_What the task asks_: Present the following entries again, word for word and in full.

_Data listing_:
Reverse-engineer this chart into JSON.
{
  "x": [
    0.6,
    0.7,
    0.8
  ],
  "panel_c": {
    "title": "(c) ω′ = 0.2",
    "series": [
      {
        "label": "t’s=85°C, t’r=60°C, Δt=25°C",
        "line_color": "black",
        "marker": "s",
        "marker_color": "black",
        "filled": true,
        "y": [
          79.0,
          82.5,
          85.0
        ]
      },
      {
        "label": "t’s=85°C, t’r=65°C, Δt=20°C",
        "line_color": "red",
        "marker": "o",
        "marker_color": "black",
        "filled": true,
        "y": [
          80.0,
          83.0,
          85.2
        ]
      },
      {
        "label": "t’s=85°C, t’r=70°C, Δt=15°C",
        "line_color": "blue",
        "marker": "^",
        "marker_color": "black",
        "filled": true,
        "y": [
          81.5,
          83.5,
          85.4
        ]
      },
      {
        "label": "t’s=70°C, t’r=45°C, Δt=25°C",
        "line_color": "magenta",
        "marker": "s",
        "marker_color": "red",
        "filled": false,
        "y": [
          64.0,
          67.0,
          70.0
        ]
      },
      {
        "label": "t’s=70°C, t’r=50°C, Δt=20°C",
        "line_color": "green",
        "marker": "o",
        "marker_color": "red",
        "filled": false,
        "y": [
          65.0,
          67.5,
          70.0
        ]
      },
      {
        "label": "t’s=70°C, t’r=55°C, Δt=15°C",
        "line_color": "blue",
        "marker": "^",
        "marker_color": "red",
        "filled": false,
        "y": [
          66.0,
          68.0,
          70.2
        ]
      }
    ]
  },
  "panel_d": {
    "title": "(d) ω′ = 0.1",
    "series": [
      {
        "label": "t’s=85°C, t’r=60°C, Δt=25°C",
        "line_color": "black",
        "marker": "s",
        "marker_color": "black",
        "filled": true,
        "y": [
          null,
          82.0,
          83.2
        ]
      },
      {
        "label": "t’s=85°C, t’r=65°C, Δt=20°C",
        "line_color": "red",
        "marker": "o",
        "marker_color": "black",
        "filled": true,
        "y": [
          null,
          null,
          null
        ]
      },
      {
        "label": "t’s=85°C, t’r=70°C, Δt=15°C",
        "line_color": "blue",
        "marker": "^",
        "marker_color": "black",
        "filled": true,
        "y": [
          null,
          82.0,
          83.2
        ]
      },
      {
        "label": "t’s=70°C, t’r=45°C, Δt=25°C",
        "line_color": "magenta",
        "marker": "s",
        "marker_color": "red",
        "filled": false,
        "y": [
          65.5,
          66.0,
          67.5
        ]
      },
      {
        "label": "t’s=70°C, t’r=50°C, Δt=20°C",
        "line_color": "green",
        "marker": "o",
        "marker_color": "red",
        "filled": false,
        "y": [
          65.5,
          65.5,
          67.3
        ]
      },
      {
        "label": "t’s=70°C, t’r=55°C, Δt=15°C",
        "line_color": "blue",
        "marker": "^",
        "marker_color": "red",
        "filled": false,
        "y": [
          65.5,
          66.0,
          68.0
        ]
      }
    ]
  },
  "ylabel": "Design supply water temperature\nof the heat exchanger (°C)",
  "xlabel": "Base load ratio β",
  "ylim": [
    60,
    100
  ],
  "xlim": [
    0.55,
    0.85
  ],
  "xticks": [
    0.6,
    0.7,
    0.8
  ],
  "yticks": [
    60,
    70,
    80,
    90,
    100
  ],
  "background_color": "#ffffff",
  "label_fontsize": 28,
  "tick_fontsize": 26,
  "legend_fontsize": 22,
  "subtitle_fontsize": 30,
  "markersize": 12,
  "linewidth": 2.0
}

_Solution to the problem_:
Reverse-engineer this chart into JSON.
{
  "x": [
    0.6,
    0.7,
    0.8
  ],
  "panel_c": {
    "title": "(c) ω′ = 0.2",
    "series": [
      {
        "label": "t’s=85°C, t’r=60°C, Δt=25°C",
        "line_color": "black",
        "marker": "s",
        "marker_color": "black",
        "filled": true,
        "y": [
          79.0,
          82.5,
          85.0
        ]
      },
      {
        "label": "t’s=85°C, t’r=65°C, Δt=20°C",
        "line_color": "red",
        "marker": "o",
        "marker_color": "black",
        "filled": true,
        "y": [
          80.0,
          83.0,
          85.2
        ]
      },
      {
        "label": "t’s=85°C, t’r=70°C, Δt=15°C",
        "line_color": "blue",
        "marker": "^",
        "marker_color": "black",
        "filled": true,
        "y": [
          81.5,
          83.5,
          85.4
        ]
      },
      {
        "label": "t’s=70°C, t’r=45°C, Δt=25°C",
        "line_color": "magenta",
        "marker": "s",
        "marker_color": "red",
        "filled": false,
        "y": [
          64.0,
          67.0,
          70.0
        ]
      },
      {
        "label": "t’s=70°C, t’r=50°C, Δt=20°C",
        "line_color": "green",
        "marker": "o",
        "marker_color": "red",
        "filled": false,
        "y": [
          65.0,
          67.5,
          70.0
        ]
      },
      {
        "label": "t’s=70°C, t’r=55°C, Δt=15°C",
        "line_color": "blue",
        "marker": "^",
        "marker_color": "red",
        "filled": false,
        "y": [
          66.0,
          68.0,
          70.2
        ]
      }
    ]
  },
  "panel_d": {
    "title": "(d) ω′ = 0.1",
    "series": [
      {
        "label": "t’s=85°C, t’r=60°C, Δt=25°C",
        "line_color": "black",
        "marker": "s",
        "marker_color": "black",
        "filled": true,
        "y": [
          null,
          82.0,
          83.2
        ]
      },
      {
        "label": "t’s=85°C, t’r=65°C, Δt=20°C",
        "line_color": "red",
        "marker": "o",
        "marker_color": "black",
        "filled": true,
        "y": [
          null,
          null,
          null
        ]
      },
      {
        "label": "t’s=85°C, t’r=70°C, Δt=15°C",
        "line_color": "blue",
        "marker": "^",
        "marker_color": "black",
        "filled": true,
        "y": [
          null,
          82.0,
          83.2
        ]
      },
      {
        "label": "t’s=70°C, t’r=45°C, Δt=25°C",
        "line_color": "magenta",
        "marker": "s",
        "marker_color": "red",
        "filled": false,
        "y": [
          65.5,
          66.0,
          67.5
        ]
      },
      {
        "label": "t’s=70°C, t’r=50°C, Δt=20°C",
        "line_color": "green",
        "marker": "o",
        "marker_color": "red",
        "filled": false,
        "y": [
          65.5,
          65.5,
          67.3
        ]
      },
      {
        "label": "t’s=70°C, t’r=55°C, Δt=15°C",
        "line_color": "blue",
        "marker": "^",
        "marker_color": "red",
        "filled": false,
        "y": [
          65.5,
          66.0,
          68.0
        ]
      }
    ]
  },
  "ylabel": "Design supply water temperature\nof the heat exchanger (°C)",
  "xlabel": "Base load ratio β",
  "ylim": [
    60,
    100
  ],
  "xlim": [
    0.55,
    0.85
  ],
  "xticks": [
    0.6,
    0.7,
    0.8
  ],
  "yticks": [
    60,
    70,
    80,
    90,
    100
  ],
  "background_color": "#ffffff",
  "label_fontsize": 28,
  "tick_fontsize": 26,
  "legend_fontsize": 22,
  "subtitle_fontsize": 30,
  "markersize": 12,
  "linewidth": 2.0
}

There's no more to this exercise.